→ Aufgabenstellung
Schreibe den Abschnitt vom Anfang der Einträge bis einschließlich der Zeile mit „required-attendees-group[interactable]: Required attendees“ wortgetreu ab.

→ Verfügbare Einträge

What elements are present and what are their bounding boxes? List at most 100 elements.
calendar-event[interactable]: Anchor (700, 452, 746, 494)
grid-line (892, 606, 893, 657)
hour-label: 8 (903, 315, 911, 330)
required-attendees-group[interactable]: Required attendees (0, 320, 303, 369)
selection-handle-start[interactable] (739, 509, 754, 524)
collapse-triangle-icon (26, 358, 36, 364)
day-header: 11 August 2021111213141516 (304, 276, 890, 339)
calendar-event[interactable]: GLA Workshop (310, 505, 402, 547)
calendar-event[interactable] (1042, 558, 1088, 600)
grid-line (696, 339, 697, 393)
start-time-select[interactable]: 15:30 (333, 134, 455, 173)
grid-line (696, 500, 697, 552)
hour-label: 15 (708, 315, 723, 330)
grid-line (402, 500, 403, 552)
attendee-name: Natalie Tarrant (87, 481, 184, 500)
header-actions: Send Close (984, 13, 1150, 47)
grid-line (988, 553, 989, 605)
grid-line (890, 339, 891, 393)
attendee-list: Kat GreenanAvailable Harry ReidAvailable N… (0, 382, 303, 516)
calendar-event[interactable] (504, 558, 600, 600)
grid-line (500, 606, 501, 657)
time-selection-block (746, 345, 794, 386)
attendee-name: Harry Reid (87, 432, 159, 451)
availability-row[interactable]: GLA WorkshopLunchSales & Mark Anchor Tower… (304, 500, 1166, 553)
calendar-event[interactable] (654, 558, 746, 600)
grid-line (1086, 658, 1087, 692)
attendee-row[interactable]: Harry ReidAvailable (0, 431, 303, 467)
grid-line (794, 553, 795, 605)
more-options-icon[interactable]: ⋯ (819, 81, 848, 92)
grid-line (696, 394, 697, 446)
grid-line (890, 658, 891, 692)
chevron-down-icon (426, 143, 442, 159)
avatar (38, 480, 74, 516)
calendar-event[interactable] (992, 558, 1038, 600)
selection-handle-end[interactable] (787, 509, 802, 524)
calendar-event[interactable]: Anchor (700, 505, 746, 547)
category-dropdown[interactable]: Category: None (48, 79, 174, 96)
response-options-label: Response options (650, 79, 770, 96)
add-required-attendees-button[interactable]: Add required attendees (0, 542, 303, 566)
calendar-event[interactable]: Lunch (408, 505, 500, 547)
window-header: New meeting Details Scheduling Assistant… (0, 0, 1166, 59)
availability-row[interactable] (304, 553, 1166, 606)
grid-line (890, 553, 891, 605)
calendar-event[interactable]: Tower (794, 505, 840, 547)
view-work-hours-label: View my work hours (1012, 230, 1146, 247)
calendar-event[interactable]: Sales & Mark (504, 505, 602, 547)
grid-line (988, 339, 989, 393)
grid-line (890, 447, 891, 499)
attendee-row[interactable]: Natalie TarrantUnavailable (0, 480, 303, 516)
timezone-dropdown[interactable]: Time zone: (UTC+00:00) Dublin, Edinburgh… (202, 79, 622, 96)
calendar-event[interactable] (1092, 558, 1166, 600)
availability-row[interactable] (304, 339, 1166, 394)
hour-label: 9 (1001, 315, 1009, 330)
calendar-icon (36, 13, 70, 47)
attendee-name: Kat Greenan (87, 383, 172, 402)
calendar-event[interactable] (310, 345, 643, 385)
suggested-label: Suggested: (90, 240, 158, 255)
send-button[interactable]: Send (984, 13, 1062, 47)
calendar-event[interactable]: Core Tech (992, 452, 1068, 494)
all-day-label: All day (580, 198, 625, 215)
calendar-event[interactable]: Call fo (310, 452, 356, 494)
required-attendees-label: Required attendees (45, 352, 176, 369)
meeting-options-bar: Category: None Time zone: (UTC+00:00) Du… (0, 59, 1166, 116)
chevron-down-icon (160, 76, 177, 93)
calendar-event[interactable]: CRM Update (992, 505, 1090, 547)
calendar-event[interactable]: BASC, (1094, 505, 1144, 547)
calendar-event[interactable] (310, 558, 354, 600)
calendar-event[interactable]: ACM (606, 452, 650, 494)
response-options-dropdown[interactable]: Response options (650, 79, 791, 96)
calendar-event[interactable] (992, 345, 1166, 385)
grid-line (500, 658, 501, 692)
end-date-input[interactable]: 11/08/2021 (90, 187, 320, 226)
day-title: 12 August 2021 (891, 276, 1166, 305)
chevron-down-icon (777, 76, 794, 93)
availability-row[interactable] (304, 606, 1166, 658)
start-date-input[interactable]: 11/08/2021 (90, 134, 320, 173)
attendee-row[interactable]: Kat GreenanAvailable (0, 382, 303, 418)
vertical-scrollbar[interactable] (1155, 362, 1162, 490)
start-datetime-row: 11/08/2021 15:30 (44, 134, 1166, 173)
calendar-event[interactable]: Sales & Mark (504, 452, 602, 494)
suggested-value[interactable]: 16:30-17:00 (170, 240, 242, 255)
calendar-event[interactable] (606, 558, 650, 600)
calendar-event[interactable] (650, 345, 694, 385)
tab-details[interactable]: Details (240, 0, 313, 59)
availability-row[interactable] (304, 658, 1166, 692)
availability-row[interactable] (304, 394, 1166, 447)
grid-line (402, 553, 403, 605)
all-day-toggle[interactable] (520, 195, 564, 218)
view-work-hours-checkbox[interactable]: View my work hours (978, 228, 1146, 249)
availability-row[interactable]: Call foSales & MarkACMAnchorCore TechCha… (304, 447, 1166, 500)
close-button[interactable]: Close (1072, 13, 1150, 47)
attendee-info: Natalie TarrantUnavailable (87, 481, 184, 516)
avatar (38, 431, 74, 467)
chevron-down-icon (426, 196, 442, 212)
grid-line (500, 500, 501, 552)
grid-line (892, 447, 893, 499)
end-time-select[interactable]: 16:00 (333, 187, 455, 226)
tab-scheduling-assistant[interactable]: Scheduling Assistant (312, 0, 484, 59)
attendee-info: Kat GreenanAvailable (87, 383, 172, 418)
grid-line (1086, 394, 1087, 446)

→ Lösung
What elements are present and what are their bounding boxes? List at most 100 elements.
calendar-event[interactable]: Anchor (700, 452, 746, 494)
grid-line (892, 606, 893, 657)
hour-label: 8 (903, 315, 911, 330)
required-attendees-group[interactable]: Required attendees (0, 320, 303, 369)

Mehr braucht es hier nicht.